### [Exercise prompt]
In the entries below, find the lines that contain the word "JSON" and copy them.

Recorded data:
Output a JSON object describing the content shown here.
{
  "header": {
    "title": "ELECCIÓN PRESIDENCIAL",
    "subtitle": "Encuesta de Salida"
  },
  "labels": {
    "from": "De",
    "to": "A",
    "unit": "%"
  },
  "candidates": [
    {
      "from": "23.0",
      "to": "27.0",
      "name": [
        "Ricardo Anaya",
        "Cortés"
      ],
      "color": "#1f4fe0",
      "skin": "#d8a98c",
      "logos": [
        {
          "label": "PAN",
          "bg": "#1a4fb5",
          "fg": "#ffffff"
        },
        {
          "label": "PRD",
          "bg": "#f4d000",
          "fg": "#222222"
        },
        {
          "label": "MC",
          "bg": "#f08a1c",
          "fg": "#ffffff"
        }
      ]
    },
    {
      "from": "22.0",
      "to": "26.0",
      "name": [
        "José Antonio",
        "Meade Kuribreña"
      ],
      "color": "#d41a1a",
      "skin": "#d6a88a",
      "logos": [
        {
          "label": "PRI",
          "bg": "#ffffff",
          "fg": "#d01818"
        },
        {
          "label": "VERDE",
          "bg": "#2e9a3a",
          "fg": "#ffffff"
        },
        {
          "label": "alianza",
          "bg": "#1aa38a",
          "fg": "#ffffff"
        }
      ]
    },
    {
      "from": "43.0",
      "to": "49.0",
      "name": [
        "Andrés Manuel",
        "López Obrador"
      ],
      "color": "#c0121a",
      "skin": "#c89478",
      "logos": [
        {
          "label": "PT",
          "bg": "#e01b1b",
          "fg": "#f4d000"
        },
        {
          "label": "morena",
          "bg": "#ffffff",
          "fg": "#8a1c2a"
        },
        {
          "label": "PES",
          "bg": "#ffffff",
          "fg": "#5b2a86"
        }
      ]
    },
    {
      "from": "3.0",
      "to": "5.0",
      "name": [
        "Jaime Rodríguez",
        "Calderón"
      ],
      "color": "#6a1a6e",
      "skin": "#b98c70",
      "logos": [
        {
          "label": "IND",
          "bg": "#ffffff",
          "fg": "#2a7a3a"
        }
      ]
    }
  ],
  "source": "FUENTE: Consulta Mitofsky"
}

---

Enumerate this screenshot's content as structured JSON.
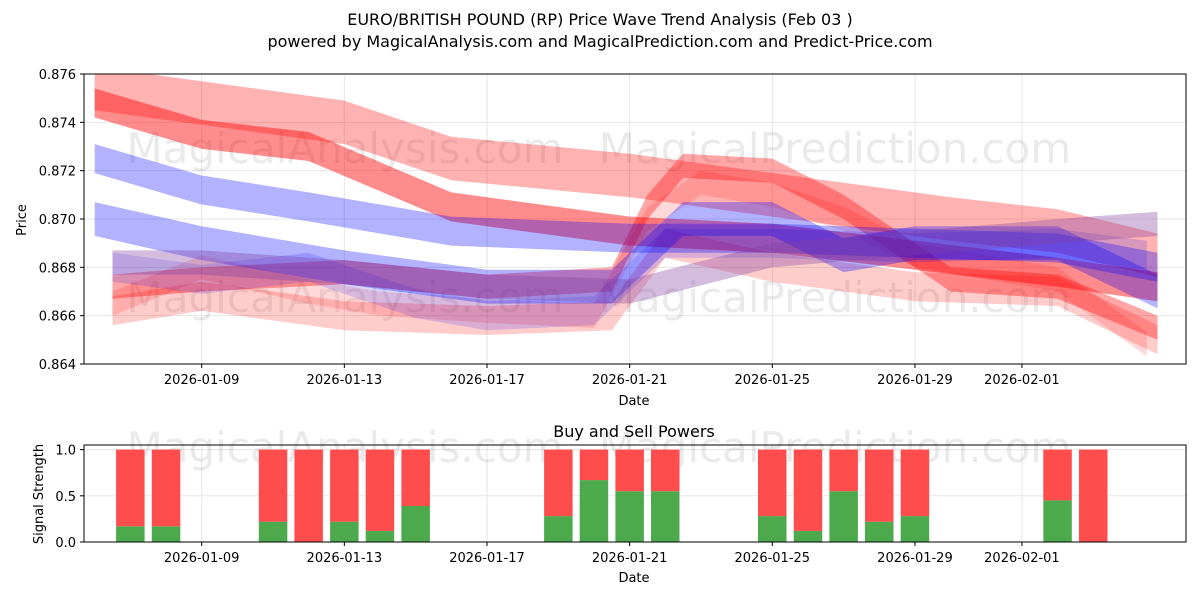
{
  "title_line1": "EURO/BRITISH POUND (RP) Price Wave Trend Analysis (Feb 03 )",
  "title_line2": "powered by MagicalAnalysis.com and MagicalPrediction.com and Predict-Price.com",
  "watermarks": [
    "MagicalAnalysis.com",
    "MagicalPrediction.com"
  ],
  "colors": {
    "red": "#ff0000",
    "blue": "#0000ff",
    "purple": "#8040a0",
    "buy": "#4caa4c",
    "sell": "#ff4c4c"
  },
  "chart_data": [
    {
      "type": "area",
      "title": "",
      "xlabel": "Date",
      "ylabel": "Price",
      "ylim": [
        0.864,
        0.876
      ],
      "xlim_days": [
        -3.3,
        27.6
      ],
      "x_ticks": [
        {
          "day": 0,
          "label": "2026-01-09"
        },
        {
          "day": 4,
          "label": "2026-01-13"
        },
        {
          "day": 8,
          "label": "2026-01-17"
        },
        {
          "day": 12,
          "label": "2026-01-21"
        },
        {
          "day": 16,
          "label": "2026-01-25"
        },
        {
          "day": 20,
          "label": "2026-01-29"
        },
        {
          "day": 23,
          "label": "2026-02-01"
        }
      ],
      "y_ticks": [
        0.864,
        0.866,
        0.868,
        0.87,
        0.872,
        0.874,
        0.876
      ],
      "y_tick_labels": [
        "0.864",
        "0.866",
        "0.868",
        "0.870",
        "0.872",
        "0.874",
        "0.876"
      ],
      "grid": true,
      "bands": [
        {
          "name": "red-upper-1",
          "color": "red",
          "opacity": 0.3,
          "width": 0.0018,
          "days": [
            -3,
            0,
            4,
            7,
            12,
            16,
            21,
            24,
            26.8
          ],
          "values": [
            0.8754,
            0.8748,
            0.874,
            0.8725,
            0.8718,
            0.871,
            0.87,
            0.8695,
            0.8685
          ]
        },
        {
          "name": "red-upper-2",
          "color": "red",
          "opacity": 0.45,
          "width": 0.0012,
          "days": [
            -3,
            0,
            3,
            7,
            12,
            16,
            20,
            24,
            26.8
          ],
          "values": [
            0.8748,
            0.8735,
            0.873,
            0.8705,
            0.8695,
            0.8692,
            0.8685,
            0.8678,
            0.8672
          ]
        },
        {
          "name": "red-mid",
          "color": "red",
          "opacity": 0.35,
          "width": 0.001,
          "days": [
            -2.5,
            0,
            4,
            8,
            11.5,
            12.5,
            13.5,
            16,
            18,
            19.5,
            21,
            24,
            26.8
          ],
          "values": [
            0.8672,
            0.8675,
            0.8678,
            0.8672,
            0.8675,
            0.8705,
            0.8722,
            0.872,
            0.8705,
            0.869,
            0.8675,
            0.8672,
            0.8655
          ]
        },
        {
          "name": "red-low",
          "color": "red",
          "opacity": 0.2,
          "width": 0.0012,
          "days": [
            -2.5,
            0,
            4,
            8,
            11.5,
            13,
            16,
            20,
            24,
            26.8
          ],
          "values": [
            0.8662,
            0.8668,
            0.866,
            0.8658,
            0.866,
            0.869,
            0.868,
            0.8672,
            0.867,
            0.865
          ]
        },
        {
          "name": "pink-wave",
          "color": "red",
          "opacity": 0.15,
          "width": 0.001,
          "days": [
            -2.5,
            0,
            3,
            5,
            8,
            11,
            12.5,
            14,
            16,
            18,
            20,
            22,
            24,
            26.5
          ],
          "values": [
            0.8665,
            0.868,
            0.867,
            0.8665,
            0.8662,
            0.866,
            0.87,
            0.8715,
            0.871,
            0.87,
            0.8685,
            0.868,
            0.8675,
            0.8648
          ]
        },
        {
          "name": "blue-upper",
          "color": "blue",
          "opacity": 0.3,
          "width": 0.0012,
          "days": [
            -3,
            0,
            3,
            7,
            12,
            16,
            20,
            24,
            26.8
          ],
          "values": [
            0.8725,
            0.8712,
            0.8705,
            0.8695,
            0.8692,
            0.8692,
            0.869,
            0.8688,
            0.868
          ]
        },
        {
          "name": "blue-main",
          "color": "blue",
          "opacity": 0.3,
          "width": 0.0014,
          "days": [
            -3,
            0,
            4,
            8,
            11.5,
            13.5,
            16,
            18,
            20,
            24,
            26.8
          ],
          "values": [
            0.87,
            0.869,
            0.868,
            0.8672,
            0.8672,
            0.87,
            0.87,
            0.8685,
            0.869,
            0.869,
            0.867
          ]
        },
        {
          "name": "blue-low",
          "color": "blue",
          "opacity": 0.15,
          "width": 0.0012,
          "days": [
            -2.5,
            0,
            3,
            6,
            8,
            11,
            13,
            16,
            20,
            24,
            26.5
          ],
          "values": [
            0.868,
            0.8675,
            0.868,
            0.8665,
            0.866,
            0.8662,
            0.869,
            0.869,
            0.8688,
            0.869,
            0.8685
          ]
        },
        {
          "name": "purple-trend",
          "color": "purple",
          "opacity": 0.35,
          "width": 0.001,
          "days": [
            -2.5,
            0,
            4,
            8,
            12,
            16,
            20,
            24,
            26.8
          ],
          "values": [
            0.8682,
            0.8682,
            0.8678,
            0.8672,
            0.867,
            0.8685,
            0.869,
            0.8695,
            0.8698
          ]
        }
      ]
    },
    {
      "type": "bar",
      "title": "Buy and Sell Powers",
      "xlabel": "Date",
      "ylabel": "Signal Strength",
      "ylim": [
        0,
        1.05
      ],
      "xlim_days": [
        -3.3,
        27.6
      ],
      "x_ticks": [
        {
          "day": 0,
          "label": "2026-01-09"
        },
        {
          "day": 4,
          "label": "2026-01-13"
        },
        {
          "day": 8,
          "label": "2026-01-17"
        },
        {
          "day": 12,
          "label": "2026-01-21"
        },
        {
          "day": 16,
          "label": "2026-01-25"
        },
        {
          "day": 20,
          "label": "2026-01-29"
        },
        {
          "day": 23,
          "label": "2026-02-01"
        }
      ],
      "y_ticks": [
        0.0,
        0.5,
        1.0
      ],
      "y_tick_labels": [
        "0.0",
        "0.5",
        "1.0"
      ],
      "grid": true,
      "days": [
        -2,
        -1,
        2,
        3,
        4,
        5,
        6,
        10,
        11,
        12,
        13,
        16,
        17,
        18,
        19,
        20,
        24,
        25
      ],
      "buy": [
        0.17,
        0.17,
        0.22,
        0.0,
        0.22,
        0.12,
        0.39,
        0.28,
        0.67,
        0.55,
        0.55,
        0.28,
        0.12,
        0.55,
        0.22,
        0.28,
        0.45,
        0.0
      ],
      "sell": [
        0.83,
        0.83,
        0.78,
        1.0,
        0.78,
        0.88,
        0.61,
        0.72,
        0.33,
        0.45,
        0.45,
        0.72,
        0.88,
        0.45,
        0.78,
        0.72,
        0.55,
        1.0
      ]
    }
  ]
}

...

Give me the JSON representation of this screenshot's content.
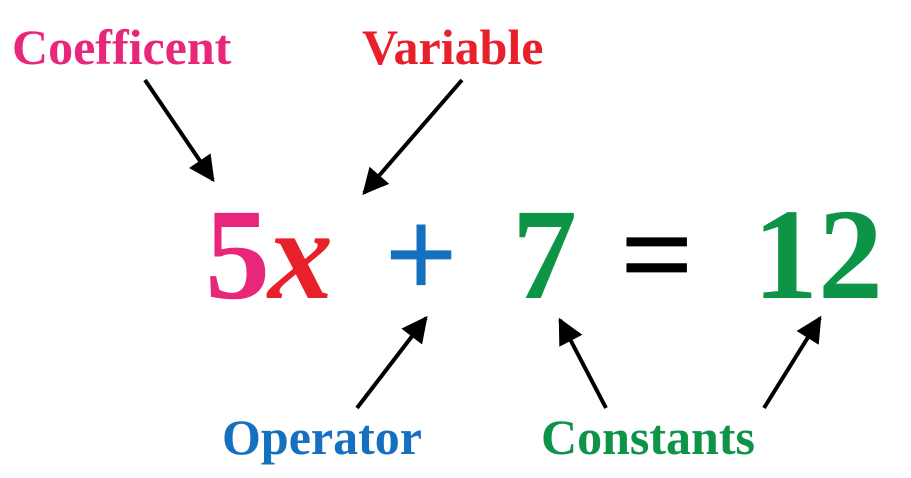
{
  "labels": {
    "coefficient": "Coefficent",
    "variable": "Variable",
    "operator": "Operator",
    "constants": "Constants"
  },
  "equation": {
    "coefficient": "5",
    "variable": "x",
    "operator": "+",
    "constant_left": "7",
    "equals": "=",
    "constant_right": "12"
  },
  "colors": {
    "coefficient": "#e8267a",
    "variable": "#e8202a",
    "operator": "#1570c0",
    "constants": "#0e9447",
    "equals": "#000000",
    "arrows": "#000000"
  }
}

### [Full answer]
Output a JSON object describing the content shown here.
Enumerate this screenshot's content as structured JSON.
Give me the JSON representation of this screenshot's content.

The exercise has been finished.